• _Data entries for graphics_
------------------------------------------------------------

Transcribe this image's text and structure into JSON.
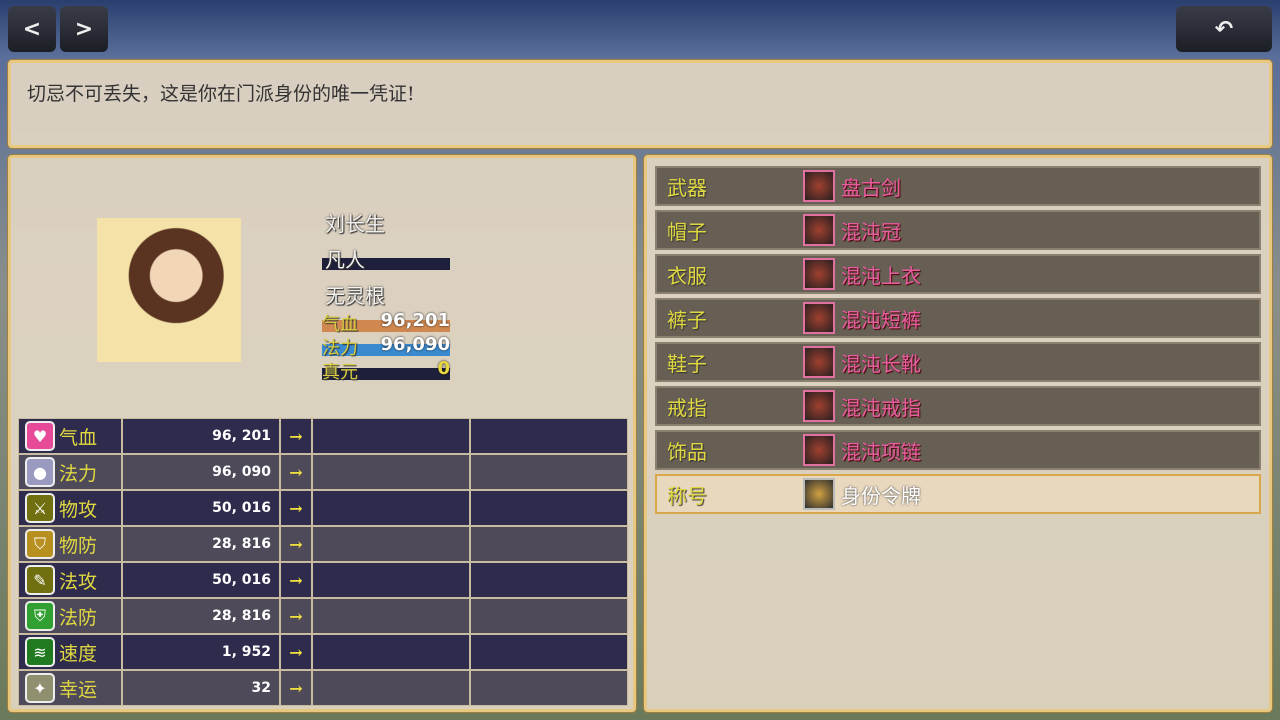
{
  "nav": {
    "prev": "<",
    "next": ">",
    "back_icon": "undo-arrow-icon"
  },
  "message": "切忌不可丢失，这是你在门派身份的唯一凭证!",
  "character": {
    "name": "刘长生",
    "realm": "凡人",
    "root": "无灵根",
    "hp": {
      "label": "气血",
      "value": "96,201",
      "fill": 1.0,
      "color": "#d08850"
    },
    "mp": {
      "label": "法力",
      "value": "96,090",
      "fill": 1.0,
      "color": "#3a8ad0"
    },
    "zhenyuan": {
      "label": "真元",
      "value": "0",
      "fill": 0
    }
  },
  "stats": [
    {
      "icon": "heart-icon",
      "glyph": "♥",
      "color": "#e84a9a",
      "label": "气血",
      "value": "96, 201",
      "arrow": "→"
    },
    {
      "icon": "orb-icon",
      "glyph": "●",
      "color": "#9a9ac0",
      "label": "法力",
      "value": "96, 090",
      "arrow": "→"
    },
    {
      "icon": "sword-icon",
      "glyph": "⚔",
      "color": "#707010",
      "label": "物攻",
      "value": "50, 016",
      "arrow": "→"
    },
    {
      "icon": "shield-icon",
      "glyph": "⛉",
      "color": "#b89020",
      "label": "物防",
      "value": "28, 816",
      "arrow": "→"
    },
    {
      "icon": "staff-icon",
      "glyph": "✎",
      "color": "#707010",
      "label": "法攻",
      "value": "50, 016",
      "arrow": "→"
    },
    {
      "icon": "magic-shield-icon",
      "glyph": "⛨",
      "color": "#30a030",
      "label": "法防",
      "value": "28, 816",
      "arrow": "→"
    },
    {
      "icon": "boot-icon",
      "glyph": "≋",
      "color": "#207a20",
      "label": "速度",
      "value": "1, 952",
      "arrow": "→"
    },
    {
      "icon": "clover-icon",
      "glyph": "✦",
      "color": "#909070",
      "label": "幸运",
      "value": "32",
      "arrow": "→"
    }
  ],
  "equipment": [
    {
      "slot": "武器",
      "item": "盘古剑",
      "icon": "sword-item-icon"
    },
    {
      "slot": "帽子",
      "item": "混沌冠",
      "icon": "crown-item-icon"
    },
    {
      "slot": "衣服",
      "item": "混沌上衣",
      "icon": "robe-item-icon"
    },
    {
      "slot": "裤子",
      "item": "混沌短裤",
      "icon": "pants-item-icon"
    },
    {
      "slot": "鞋子",
      "item": "混沌长靴",
      "icon": "boots-item-icon"
    },
    {
      "slot": "戒指",
      "item": "混沌戒指",
      "icon": "ring-item-icon"
    },
    {
      "slot": "饰品",
      "item": "混沌项链",
      "icon": "necklace-item-icon"
    },
    {
      "slot": "称号",
      "item": "身份令牌",
      "icon": "token-item-icon",
      "selected": true
    }
  ]
}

------------------------------------------------------------

• _SHORT EXERCISE_
Copy the listing exactly. Any image in it stays out of the copy.

• _WRITTEN RESPONSE_
Transcribe this image's text and structure into JSON.
{
  "nav": {
    "prev": "<",
    "next": ">",
    "back_icon": "undo-arrow-icon"
  },
  "message": "切忌不可丢失，这是你在门派身份的唯一凭证!",
  "character": {
    "name": "刘长生",
    "realm": "凡人",
    "root": "无灵根",
    "hp": {
      "label": "气血",
      "value": "96,201",
      "fill": 1.0,
      "color": "#d08850"
    },
    "mp": {
      "label": "法力",
      "value": "96,090",
      "fill": 1.0,
      "color": "#3a8ad0"
    },
    "zhenyuan": {
      "label": "真元",
      "value": "0",
      "fill": 0
    }
  },
  "stats": [
    {
      "icon": "heart-icon",
      "glyph": "♥",
      "color": "#e84a9a",
      "label": "气血",
      "value": "96, 201",
      "arrow": "→"
    },
    {
      "icon": "orb-icon",
      "glyph": "●",
      "color": "#9a9ac0",
      "label": "法力",
      "value": "96, 090",
      "arrow": "→"
    },
    {
      "icon": "sword-icon",
      "glyph": "⚔",
      "color": "#707010",
      "label": "物攻",
      "value": "50, 016",
      "arrow": "→"
    },
    {
      "icon": "shield-icon",
      "glyph": "⛉",
      "color": "#b89020",
      "label": "物防",
      "value": "28, 816",
      "arrow": "→"
    },
    {
      "icon": "staff-icon",
      "glyph": "✎",
      "color": "#707010",
      "label": "法攻",
      "value": "50, 016",
      "arrow": "→"
    },
    {
      "icon": "magic-shield-icon",
      "glyph": "⛨",
      "color": "#30a030",
      "label": "法防",
      "value": "28, 816",
      "arrow": "→"
    },
    {
      "icon": "boot-icon",
      "glyph": "≋",
      "color": "#207a20",
      "label": "速度",
      "value": "1, 952",
      "arrow": "→"
    },
    {
      "icon": "clover-icon",
      "glyph": "✦",
      "color": "#909070",
      "label": "幸运",
      "value": "32",
      "arrow": "→"
    }
  ],
  "equipment": [
    {
      "slot": "武器",
      "item": "盘古剑",
      "icon": "sword-item-icon"
    },
    {
      "slot": "帽子",
      "item": "混沌冠",
      "icon": "crown-item-icon"
    },
    {
      "slot": "衣服",
      "item": "混沌上衣",
      "icon": "robe-item-icon"
    },
    {
      "slot": "裤子",
      "item": "混沌短裤",
      "icon": "pants-item-icon"
    },
    {
      "slot": "鞋子",
      "item": "混沌长靴",
      "icon": "boots-item-icon"
    },
    {
      "slot": "戒指",
      "item": "混沌戒指",
      "icon": "ring-item-icon"
    },
    {
      "slot": "饰品",
      "item": "混沌项链",
      "icon": "necklace-item-icon"
    },
    {
      "slot": "称号",
      "item": "身份令牌",
      "icon": "token-item-icon",
      "selected": true
    }
  ]
}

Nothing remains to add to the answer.